What is expected:
Would you write out the entries below, every one of them, exactly?
-- Begin --
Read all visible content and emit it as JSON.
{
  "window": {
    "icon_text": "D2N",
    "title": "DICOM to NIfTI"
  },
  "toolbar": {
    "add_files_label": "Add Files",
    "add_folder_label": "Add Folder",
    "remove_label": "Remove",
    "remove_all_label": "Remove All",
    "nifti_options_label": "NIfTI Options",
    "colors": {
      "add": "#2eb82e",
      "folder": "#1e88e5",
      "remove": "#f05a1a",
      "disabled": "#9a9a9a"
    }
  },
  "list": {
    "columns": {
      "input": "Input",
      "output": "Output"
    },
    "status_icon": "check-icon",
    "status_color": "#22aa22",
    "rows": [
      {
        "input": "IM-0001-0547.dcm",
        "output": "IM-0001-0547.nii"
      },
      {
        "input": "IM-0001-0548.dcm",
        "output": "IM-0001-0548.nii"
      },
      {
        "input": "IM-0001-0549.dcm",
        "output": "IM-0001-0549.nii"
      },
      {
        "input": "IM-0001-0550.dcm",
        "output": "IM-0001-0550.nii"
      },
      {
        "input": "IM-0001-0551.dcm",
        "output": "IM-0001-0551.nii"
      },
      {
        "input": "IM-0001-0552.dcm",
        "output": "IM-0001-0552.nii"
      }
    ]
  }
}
-- End --
Completed exercise:
Read all visible content and emit it as JSON.
{
  "window": {
    "icon_text": "D2N",
    "title": "DICOM to NIfTI"
  },
  "toolbar": {
    "add_files_label": "Add Files",
    "add_folder_label": "Add Folder",
    "remove_label": "Remove",
    "remove_all_label": "Remove All",
    "nifti_options_label": "NIfTI Options",
    "colors": {
      "add": "#2eb82e",
      "folder": "#1e88e5",
      "remove": "#f05a1a",
      "disabled": "#9a9a9a"
    }
  },
  "list": {
    "columns": {
      "input": "Input",
      "output": "Output"
    },
    "status_icon": "check-icon",
    "status_color": "#22aa22",
    "rows": [
      {
        "input": "IM-0001-0547.dcm",
        "output": "IM-0001-0547.nii"
      },
      {
        "input": "IM-0001-0548.dcm",
        "output": "IM-0001-0548.nii"
      },
      {
        "input": "IM-0001-0549.dcm",
        "output": "IM-0001-0549.nii"
      },
      {
        "input": "IM-0001-0550.dcm",
        "output": "IM-0001-0550.nii"
      },
      {
        "input": "IM-0001-0551.dcm",
        "output": "IM-0001-0551.nii"
      },
      {
        "input": "IM-0001-0552.dcm",
        "output": "IM-0001-0552.nii"
      }
    ]
  }
}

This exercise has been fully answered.